A block of data >>
+++++

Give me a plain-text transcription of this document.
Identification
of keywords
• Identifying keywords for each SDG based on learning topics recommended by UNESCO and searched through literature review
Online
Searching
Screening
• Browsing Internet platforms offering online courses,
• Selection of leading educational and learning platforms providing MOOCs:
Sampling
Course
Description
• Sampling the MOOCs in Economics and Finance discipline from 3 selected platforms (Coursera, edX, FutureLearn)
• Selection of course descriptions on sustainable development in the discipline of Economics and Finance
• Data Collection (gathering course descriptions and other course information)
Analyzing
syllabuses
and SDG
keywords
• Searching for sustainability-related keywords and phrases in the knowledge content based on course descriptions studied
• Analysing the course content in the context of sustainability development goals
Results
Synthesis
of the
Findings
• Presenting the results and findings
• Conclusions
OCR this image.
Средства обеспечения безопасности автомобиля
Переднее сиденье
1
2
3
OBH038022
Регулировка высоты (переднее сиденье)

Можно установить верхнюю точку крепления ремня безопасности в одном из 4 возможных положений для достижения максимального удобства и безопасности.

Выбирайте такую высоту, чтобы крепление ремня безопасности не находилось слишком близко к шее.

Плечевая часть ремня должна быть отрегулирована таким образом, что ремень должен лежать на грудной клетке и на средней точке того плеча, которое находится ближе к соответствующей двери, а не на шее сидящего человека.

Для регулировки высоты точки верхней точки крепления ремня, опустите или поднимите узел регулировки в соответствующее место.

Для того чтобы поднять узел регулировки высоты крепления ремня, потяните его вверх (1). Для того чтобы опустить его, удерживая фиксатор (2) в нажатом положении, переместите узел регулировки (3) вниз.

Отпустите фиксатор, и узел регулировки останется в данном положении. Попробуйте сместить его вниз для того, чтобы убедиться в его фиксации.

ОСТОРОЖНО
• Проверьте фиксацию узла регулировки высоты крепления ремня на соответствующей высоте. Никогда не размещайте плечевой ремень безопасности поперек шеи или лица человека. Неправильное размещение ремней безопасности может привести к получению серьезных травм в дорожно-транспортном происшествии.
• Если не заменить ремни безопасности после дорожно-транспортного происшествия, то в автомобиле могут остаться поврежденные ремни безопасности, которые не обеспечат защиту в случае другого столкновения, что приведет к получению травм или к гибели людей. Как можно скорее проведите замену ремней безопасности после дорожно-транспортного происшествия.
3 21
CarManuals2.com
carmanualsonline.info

+++++

WHAT THE EXERCISE ASKS >> Some lines of the data may hold the word "ремней". Say how many do, with nothing else.

FINISHED EXERCISE >> 2